### Brief:
Find the word "years" in the material below and gather every line that contains it.

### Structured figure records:
────────
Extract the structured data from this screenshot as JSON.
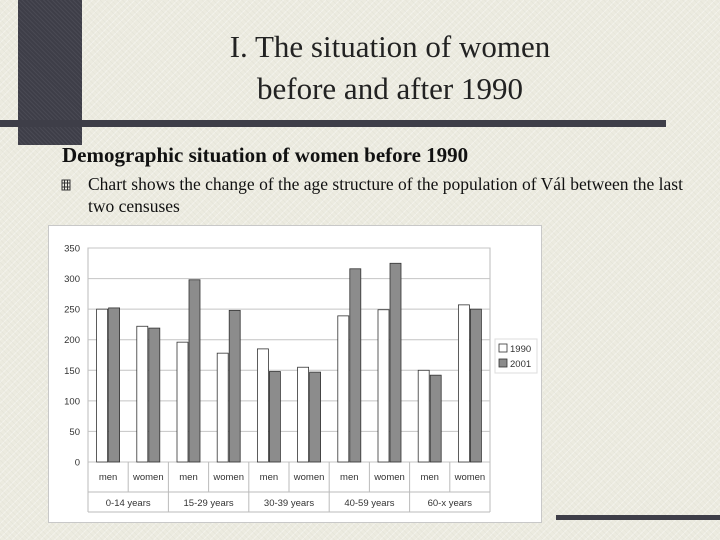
{
  "slide": {
    "title": "I. The situation of women\nbefore and after 1990",
    "heading": "Demographic situation of women before 1990",
    "bullet": "Chart shows the change of the age structure of the population of Vál between the last two censuses"
  },
  "colors": {
    "bar_1990": "#ffffff",
    "bar_2001": "#8c8c8c",
    "bar_stroke": "#333333",
    "decoration": "#3e3e48"
  },
  "chart_data": {
    "type": "bar",
    "categories": [
      "men",
      "women",
      "men",
      "women",
      "men",
      "women",
      "men",
      "women",
      "men",
      "women"
    ],
    "groups": [
      {
        "label": "0-14 years",
        "categories": [
          "men",
          "women"
        ]
      },
      {
        "label": "15-29 years",
        "categories": [
          "men",
          "women"
        ]
      },
      {
        "label": "30-39 years",
        "categories": [
          "men",
          "women"
        ]
      },
      {
        "label": "40-59 years",
        "categories": [
          "men",
          "women"
        ]
      },
      {
        "label": "60-x years",
        "categories": [
          "men",
          "women"
        ]
      }
    ],
    "series": [
      {
        "name": "1990",
        "values": [
          250,
          222,
          196,
          178,
          185,
          155,
          239,
          249,
          150,
          257
        ]
      },
      {
        "name": "2001",
        "values": [
          252,
          219,
          298,
          248,
          148,
          147,
          316,
          325,
          142,
          250
        ]
      }
    ],
    "ylim": [
      0,
      350
    ],
    "yticks": [
      0,
      50,
      100,
      150,
      200,
      250,
      300,
      350
    ],
    "legend_position": "right",
    "grid": true
  }
}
────────
### Exercise result:
        "label": "0-14 years",
        "label": "15-29 years",
        "label": "30-39 years",
        "label": "40-59 years",
        "label": "60-x years",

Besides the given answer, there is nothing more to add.